--- Selected extract Enclosed Below ---

Seated Woman of Çatalhöyük

“The Seated Woman of Çatalhöyük (also Çatal Höyük) is a baked-clay, nude female form, seated between feline-headed arm-rests. It is generally thought to depict a corpulent and fertile Mother goddess in the process of giving birth while seated on her throne, which has two hand rests in the form of feline (lioness, leopard, or panther) heads in a Mistress of Animals motif. The statuette, one of several iconographically similar ones found at the site, is associated to other corpulent prehistoric goddess figures, of which the most famous is the Venus of Willendorf. It is a neolithic sculpture shaped by an unknown artist, and was completed in approximately 6000 BCE. It was unearthed by archaeologist James Mellaart in 1961 at Çatalhöyük, Turkey. When it was found, its head and hand rest of the right side were missing. The current head and the hand rest are modern replacements. The sculpture is at the Museum of Anatolian Civilizations in Ankara, Turkey.” ref

“Mellaart claimed that the figure represented a fertility goddess worshipped by the people of Çatalhöyük. He also labeled the site a matriarchy (It was more equality or equalitarianism but had male and female elites, likely, to me). Annalee Newitz suggests two reasons for this interpretation. First, Mellaart may have been influenced by the theories of James George Frazer and Robert Graves, proponents of the idea of a “mother goddess.” Second, Newitz argues that Mellaart believed a patriarchal society would not have created “nonsexual figures of naked women.” Lynn Meskell, on the other hand, noted that female figurines are rare when the entirety of figures found at Çatalhöyük is taken into account. Based on her research, Newitz suggests that the sculpture instead represents an ancestor or perhaps a talisman.” ref

(I see the Seated Woman of Çatalhöyük as a deified ancestor shaman to me, an elite member of the clan that became or was chosen to embody a sacred status of a tutelary deity or demigoddess or goddess, I do think mother goddess is the right name, but it may be an earth mother.)

--- End of Enclosed Selected extract ---
--- Raw data Enclosed Below ---

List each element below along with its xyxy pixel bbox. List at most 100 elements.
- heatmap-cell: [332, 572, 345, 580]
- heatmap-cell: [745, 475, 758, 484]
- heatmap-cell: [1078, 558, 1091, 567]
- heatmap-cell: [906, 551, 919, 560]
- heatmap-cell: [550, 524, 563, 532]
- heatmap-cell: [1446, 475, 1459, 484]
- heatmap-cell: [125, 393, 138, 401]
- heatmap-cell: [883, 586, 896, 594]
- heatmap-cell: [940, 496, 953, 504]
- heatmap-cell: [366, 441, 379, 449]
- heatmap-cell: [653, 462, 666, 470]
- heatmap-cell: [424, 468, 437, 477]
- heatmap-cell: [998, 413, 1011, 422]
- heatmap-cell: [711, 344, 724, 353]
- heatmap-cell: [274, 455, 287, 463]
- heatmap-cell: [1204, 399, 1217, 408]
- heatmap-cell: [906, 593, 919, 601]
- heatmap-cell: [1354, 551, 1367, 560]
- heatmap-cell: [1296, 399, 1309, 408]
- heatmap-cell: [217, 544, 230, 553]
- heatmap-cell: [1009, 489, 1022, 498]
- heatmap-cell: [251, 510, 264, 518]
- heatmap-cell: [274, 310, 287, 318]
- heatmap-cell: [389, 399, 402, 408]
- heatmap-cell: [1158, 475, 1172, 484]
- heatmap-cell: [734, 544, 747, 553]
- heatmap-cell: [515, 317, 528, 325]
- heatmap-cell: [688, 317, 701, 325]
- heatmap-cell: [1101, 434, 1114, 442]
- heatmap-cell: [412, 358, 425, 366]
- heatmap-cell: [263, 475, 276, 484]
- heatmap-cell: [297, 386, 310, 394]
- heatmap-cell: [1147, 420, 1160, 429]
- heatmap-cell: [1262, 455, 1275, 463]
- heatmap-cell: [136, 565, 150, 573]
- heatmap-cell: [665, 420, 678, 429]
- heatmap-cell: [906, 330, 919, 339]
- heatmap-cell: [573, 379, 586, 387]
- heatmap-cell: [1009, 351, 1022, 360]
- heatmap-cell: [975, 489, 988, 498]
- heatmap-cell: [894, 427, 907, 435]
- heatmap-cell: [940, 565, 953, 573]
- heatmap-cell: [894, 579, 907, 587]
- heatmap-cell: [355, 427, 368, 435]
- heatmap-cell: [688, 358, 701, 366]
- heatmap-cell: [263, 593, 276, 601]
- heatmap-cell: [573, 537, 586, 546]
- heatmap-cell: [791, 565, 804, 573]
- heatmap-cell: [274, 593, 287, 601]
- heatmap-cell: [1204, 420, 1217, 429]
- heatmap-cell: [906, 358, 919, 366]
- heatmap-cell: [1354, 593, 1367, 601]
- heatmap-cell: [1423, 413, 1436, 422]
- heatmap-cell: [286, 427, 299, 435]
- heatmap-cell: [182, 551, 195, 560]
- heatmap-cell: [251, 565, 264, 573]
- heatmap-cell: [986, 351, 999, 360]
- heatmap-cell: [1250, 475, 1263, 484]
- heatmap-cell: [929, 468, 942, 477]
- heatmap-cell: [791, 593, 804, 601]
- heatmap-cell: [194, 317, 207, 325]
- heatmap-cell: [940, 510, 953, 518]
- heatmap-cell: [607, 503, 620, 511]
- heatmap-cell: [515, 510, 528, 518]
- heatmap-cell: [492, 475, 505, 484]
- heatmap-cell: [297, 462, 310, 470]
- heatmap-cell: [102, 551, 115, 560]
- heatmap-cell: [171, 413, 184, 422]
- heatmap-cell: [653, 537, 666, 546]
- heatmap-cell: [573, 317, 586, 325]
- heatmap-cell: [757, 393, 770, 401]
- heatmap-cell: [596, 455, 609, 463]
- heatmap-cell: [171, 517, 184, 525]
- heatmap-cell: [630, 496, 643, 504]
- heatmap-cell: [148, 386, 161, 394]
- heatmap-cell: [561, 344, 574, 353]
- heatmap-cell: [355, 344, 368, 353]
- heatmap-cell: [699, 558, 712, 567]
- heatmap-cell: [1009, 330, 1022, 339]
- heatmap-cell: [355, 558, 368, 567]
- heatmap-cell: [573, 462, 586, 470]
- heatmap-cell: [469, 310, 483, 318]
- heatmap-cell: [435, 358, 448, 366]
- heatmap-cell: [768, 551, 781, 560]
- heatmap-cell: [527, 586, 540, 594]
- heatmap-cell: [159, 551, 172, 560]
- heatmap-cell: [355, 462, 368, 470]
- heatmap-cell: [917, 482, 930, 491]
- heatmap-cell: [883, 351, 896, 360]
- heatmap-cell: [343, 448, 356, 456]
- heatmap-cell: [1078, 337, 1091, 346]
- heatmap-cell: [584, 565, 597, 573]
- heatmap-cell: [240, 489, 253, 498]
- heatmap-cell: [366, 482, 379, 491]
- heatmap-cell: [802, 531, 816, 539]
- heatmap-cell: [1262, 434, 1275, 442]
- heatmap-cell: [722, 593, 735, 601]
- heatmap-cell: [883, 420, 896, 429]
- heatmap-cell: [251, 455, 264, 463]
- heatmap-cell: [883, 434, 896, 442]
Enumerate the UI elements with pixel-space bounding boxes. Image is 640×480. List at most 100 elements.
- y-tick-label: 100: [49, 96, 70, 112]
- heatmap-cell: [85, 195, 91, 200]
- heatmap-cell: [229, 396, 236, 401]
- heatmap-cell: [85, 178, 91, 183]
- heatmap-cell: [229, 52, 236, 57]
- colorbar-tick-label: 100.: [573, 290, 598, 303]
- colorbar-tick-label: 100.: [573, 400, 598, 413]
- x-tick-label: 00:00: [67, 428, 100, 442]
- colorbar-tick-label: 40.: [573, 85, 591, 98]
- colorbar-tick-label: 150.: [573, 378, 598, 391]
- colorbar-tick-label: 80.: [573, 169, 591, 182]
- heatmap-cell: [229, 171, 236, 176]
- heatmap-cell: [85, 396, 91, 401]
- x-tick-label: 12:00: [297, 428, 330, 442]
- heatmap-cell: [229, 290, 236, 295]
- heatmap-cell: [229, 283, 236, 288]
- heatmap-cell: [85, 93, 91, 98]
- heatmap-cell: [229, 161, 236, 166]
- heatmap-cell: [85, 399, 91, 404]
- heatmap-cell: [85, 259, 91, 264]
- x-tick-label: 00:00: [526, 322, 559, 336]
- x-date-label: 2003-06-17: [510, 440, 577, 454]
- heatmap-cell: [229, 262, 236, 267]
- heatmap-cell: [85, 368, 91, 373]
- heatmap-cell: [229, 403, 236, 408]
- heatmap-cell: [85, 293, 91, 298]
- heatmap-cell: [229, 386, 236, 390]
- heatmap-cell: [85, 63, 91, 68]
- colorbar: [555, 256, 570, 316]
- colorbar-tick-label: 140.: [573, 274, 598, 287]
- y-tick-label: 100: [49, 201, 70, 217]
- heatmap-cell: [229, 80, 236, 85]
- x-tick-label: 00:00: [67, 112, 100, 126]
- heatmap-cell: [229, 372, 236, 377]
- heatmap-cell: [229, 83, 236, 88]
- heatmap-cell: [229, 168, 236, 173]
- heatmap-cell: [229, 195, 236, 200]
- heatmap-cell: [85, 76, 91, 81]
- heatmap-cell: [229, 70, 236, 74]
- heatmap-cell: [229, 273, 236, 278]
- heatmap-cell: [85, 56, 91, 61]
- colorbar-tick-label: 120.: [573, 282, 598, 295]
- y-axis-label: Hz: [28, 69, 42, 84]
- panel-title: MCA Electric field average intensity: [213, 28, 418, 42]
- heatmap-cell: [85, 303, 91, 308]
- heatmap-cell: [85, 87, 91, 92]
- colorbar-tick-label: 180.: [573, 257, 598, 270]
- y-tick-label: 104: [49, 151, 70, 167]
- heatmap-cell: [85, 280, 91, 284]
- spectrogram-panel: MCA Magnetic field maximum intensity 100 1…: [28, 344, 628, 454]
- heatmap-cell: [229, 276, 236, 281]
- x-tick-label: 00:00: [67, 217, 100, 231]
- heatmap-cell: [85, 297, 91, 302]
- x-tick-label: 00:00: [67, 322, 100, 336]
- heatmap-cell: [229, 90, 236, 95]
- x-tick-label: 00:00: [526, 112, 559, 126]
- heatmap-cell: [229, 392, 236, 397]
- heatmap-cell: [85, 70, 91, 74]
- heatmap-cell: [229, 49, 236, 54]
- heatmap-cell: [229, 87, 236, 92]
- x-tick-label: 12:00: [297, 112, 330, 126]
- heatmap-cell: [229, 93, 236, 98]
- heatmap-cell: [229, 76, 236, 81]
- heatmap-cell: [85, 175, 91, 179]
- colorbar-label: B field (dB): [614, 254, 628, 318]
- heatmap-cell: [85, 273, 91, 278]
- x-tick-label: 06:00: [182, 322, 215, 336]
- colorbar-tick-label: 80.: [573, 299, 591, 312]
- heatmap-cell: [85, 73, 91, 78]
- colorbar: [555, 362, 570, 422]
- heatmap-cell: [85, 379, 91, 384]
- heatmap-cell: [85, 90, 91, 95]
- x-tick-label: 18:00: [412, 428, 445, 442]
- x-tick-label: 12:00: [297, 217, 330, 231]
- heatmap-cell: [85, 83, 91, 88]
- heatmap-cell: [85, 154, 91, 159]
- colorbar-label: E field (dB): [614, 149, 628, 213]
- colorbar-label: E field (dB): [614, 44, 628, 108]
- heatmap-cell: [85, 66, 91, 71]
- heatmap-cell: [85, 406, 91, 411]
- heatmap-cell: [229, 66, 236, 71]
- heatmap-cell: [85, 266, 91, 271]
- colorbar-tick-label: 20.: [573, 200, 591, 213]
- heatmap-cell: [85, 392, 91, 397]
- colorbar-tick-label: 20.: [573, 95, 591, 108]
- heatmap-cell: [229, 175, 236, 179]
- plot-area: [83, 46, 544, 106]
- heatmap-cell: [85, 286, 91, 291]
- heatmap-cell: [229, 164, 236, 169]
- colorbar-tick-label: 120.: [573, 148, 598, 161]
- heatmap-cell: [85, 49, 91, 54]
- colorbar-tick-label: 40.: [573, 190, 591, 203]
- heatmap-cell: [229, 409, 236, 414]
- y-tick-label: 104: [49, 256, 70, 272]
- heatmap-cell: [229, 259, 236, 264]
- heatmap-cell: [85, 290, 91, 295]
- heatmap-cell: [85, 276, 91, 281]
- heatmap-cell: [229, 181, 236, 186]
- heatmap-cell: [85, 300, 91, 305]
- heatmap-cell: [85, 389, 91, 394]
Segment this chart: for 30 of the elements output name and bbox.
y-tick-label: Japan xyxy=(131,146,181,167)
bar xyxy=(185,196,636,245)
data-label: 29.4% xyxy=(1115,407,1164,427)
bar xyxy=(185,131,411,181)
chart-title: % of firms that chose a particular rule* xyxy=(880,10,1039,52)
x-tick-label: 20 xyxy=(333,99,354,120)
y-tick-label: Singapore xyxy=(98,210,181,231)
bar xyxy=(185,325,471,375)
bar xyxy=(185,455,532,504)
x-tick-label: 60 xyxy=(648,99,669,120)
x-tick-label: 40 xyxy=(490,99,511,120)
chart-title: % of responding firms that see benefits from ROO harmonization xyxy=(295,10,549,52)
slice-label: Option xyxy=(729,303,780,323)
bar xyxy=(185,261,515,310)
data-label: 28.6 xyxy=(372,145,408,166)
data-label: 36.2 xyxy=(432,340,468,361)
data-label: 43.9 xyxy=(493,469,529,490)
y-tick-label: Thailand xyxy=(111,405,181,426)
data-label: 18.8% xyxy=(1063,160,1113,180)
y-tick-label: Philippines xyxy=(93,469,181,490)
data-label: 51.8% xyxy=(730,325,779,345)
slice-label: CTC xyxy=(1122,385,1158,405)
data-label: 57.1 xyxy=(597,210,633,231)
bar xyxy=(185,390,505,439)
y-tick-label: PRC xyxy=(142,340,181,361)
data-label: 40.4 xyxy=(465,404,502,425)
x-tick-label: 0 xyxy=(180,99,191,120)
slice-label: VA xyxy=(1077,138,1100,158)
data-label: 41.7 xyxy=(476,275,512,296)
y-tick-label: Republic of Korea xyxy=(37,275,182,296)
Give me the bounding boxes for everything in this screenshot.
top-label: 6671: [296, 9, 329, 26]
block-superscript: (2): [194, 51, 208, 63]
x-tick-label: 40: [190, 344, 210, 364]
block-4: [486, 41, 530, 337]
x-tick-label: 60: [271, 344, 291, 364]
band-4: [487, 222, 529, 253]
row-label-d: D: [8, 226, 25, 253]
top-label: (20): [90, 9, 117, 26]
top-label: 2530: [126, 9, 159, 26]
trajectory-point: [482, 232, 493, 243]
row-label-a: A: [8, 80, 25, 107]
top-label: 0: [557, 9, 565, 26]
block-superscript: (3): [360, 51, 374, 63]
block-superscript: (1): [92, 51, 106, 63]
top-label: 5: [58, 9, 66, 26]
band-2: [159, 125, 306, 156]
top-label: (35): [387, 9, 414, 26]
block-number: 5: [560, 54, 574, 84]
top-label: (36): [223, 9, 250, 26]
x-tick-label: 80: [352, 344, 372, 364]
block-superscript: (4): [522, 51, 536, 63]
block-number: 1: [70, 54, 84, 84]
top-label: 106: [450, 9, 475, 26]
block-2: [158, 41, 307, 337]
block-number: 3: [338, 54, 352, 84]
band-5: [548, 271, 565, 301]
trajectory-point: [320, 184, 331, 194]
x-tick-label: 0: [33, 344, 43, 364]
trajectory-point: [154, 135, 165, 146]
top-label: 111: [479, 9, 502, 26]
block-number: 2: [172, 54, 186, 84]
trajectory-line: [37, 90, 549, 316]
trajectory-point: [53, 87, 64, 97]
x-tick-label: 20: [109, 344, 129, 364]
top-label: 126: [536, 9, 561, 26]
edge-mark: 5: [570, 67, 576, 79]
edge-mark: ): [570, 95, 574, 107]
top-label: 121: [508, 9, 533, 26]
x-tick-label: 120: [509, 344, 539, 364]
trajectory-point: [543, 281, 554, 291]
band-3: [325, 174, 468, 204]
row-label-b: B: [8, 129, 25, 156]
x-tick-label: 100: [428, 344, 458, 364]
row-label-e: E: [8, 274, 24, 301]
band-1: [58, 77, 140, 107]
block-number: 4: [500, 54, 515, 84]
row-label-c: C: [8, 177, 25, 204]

--- End of Enclosed Raw data ---

Exercise »
Set down the entire passage on the Seated Woman of Çatalhöyük above, word for word.

Response »
Seated Woman of Çatalhöyük

“The Seated Woman of Çatalhöyük (also Çatal Höyük) is a baked-clay, nude female form, seated between feline-headed arm-rests. It is generally thought to depict a corpulent and fertile Mother goddess in the process of giving birth while seated on her throne, which has two hand rests in the form of feline (lioness, leopard, or panther) heads in a Mistress of Animals motif. The statuette, one of several iconographically similar ones found at the site, is associated to other corpulent prehistoric goddess figures, of which the most famous is the Venus of Willendorf. It is a neolithic sculpture shaped by an unknown artist, and was completed in approximately 6000 BCE. It was unearthed by archaeologist James Mellaart in 1961 at Çatalhöyük, Turkey. When it was found, its head and hand rest of the right side were missing. The current head and the hand rest are modern replacements. The sculpture is at the Museum of Anatolian Civilizations in Ankara, Turkey.” ref

“Mellaart claimed that the figure represented a fertility goddess worshipped by the people of Çatalhöyük. He also labeled the site a matriarchy (It was more equality or equalitarianism but had male and female elites, likely, to me). Annalee Newitz suggests two reasons for this interpretation. First, Mellaart may have been influenced by the theories of James George Frazer and Robert Graves, proponents of the idea of a “mother goddess.” Second, Newitz argues that Mellaart believed a patriarchal society would not have created “nonsexual figures of naked women.” Lynn Meskell, on the other hand, noted that female figurines are rare when the entirety of figures found at Çatalhöyük is taken into account. Based on her research, Newitz suggests that the sculpture instead represents an ancestor or perhaps a talisman.” ref

(I see the Seated Woman of Çatalhöyük as a deified ancestor shaman to me, an elite member of the clan that became or was chosen to embody a sacred status of a tutelary deity or demigoddess or goddess, I do think mother goddess is the right name, but it may be an earth mother.)